→ Problem to work on:
Gather each line of the records where "Water" appears.

→ Data shown:
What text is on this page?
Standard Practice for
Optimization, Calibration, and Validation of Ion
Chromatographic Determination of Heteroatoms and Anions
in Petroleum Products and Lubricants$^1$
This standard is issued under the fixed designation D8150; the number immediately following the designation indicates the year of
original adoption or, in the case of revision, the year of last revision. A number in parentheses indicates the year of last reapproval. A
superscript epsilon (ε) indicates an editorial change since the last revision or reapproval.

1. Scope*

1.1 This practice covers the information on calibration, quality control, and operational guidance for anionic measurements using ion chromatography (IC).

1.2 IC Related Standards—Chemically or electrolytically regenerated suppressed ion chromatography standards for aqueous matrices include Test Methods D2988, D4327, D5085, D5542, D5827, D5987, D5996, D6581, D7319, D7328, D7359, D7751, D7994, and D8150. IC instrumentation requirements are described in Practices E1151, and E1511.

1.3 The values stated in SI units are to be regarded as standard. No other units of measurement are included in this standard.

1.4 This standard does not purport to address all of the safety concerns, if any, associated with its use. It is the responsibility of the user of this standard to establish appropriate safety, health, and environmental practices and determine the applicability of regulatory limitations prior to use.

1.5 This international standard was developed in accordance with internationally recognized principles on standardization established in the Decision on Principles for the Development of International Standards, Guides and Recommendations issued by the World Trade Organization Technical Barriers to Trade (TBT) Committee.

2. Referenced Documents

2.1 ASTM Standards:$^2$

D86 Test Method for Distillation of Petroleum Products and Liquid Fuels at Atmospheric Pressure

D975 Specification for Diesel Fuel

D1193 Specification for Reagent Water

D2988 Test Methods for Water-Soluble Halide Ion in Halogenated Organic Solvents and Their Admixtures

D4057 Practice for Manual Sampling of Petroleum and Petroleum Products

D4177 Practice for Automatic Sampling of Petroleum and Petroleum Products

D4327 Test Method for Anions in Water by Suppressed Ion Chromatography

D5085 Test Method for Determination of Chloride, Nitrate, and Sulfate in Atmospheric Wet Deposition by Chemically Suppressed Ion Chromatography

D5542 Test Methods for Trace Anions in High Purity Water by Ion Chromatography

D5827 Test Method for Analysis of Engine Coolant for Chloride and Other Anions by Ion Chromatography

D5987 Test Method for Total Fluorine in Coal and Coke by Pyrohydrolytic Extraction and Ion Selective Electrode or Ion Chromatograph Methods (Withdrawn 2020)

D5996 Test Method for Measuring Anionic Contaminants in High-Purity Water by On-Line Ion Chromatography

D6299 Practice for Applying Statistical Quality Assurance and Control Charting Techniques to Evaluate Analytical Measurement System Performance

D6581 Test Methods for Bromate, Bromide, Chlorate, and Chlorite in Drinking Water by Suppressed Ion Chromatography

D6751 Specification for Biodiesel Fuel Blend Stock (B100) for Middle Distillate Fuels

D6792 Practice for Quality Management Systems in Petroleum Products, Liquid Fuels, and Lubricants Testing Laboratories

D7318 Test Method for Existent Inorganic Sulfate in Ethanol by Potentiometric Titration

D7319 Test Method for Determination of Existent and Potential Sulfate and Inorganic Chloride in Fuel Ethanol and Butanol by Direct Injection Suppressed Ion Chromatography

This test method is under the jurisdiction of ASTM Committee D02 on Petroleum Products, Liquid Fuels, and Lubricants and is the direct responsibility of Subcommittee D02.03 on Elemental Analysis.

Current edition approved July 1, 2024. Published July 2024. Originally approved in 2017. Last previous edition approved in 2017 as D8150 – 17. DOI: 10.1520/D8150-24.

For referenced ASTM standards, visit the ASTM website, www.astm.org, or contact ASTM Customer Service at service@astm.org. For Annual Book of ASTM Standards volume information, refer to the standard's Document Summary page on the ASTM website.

→ Task result:
D1193 Specification for Reagent Water
D2988 Test Methods for Water-Soluble Halide Ion in Halogenated Organic Solvents and Their Admixtures
D4327 Test Method for Anions in Water by Suppressed Ion Chromatography
D5542 Test Methods for Trace Anions in High Purity Water by Ion Chromatography
D5996 Test Method for Measuring Anionic Contaminants in High-Purity Water by On-Line Ion Chromatography
D6581 Test Methods for Bromate, Bromide, Chlorate, and Chlorite in Drinking Water by Suppressed Ion Chromatography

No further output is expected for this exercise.